▶ **To be done**:
Every line from the one containing "What does this" to the final line of the material below must be reproduced exactly; leave out all other lines.

## BEGIN Material supplied

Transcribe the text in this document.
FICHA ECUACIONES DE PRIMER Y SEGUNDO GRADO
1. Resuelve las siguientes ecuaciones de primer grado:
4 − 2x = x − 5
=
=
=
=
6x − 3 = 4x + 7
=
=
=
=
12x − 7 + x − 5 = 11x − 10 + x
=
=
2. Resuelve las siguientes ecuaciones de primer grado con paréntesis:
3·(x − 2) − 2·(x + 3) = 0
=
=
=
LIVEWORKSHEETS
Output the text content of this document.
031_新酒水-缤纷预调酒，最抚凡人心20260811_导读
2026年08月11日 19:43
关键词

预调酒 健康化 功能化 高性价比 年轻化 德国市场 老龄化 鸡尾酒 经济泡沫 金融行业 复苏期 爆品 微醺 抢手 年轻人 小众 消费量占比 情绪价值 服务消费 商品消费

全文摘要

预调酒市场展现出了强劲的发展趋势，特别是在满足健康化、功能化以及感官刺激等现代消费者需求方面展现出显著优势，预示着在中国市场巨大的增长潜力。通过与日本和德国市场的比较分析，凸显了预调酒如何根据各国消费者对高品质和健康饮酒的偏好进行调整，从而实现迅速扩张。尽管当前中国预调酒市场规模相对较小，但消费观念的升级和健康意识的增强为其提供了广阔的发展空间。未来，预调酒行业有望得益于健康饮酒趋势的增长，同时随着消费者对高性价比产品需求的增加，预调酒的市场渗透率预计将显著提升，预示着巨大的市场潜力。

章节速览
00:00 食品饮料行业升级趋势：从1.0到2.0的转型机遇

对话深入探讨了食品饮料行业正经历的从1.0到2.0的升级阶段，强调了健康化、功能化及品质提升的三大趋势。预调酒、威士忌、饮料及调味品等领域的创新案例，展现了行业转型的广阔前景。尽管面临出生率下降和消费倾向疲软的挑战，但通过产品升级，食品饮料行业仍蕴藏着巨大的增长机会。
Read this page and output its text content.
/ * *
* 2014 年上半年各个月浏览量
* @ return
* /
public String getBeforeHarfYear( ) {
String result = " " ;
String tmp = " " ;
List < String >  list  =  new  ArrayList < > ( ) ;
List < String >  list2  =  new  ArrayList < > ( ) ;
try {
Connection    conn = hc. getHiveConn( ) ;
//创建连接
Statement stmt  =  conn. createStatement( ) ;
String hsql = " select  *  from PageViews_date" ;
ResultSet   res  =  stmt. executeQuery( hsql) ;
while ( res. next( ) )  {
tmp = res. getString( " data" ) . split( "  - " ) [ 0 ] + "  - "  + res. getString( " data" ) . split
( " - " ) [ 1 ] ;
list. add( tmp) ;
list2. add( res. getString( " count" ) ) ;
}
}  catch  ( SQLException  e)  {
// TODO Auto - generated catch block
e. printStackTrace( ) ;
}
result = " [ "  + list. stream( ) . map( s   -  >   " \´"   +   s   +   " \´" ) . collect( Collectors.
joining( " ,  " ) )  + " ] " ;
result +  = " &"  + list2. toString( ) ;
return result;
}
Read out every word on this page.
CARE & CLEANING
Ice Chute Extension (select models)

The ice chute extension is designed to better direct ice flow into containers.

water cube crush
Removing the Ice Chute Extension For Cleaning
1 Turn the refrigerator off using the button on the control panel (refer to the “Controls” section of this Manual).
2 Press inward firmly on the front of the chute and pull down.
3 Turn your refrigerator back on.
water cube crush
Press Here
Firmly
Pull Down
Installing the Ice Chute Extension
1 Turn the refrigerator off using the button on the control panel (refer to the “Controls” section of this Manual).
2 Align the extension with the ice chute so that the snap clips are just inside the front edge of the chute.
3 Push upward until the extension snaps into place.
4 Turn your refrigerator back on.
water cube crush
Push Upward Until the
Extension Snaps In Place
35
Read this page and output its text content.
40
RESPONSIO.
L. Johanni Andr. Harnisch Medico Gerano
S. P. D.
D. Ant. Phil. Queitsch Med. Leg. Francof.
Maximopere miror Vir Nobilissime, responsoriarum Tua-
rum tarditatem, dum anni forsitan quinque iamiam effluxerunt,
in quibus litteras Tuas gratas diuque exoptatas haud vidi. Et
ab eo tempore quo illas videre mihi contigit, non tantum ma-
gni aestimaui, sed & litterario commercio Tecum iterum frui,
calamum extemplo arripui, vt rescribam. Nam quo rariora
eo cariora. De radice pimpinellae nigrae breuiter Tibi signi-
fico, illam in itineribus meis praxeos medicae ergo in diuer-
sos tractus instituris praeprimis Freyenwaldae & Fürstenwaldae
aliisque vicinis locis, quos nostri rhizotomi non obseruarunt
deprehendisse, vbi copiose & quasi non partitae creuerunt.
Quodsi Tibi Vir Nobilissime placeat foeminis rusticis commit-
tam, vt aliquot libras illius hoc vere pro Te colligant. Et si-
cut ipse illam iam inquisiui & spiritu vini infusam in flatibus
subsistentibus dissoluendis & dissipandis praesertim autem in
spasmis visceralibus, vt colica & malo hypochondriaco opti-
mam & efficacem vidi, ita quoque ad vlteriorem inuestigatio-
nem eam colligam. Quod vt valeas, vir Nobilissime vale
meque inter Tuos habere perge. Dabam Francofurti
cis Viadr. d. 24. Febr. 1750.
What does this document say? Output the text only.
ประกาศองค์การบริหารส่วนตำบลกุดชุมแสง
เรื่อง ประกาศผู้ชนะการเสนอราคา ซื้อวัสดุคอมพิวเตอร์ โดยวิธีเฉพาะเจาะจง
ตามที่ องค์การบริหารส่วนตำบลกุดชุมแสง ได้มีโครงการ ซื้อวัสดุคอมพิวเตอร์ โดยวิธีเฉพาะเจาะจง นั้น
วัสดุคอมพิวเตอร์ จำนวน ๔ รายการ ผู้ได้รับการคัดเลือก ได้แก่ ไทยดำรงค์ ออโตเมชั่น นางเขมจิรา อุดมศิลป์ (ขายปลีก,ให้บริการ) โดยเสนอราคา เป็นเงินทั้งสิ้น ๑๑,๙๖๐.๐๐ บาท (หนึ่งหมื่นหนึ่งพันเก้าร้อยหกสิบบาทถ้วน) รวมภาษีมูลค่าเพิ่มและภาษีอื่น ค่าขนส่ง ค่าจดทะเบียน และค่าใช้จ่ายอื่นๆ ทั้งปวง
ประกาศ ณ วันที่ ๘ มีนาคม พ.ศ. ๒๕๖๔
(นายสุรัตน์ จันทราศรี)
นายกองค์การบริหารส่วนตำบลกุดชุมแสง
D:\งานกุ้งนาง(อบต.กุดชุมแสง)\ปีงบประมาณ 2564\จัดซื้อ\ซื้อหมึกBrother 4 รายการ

## END Material supplied

▶ **Task solution**:
What does this document say? Output the text only.
ประกาศองค์การบริหารส่วนตำบลกุดชุมแสง
เรื่อง ประกาศผู้ชนะการเสนอราคา ซื้อวัสดุคอมพิวเตอร์ โดยวิธีเฉพาะเจาะจง
ตามที่ องค์การบริหารส่วนตำบลกุดชุมแสง ได้มีโครงการ ซื้อวัสดุคอมพิวเตอร์ โดยวิธีเฉพาะเจาะจง นั้น
วัสดุคอมพิวเตอร์ จำนวน ๔ รายการ ผู้ได้รับการคัดเลือก ได้แก่ ไทยดำรงค์ ออโตเมชั่น นางเขมจิรา อุดมศิลป์ (ขายปลีก,ให้บริการ) โดยเสนอราคา เป็นเงินทั้งสิ้น ๑๑,๙๖๐.๐๐ บาท (หนึ่งหมื่นหนึ่งพันเก้าร้อยหกสิบบาทถ้วน) รวมภาษีมูลค่าเพิ่มและภาษีอื่น ค่าขนส่ง ค่าจดทะเบียน และค่าใช้จ่ายอื่นๆ ทั้งปวง
ประกาศ ณ วันที่ ๘ มีนาคม พ.ศ. ๒๕๖๔
(นายสุรัตน์ จันทราศรี)
นายกองค์การบริหารส่วนตำบลกุดชุมแสง
D:\งานกุ้งนาง(อบต.กุดชุมแสง)\ปีงบประมาณ 2564\จัดซื้อ\ซื้อหมึกBrother 4 รายการ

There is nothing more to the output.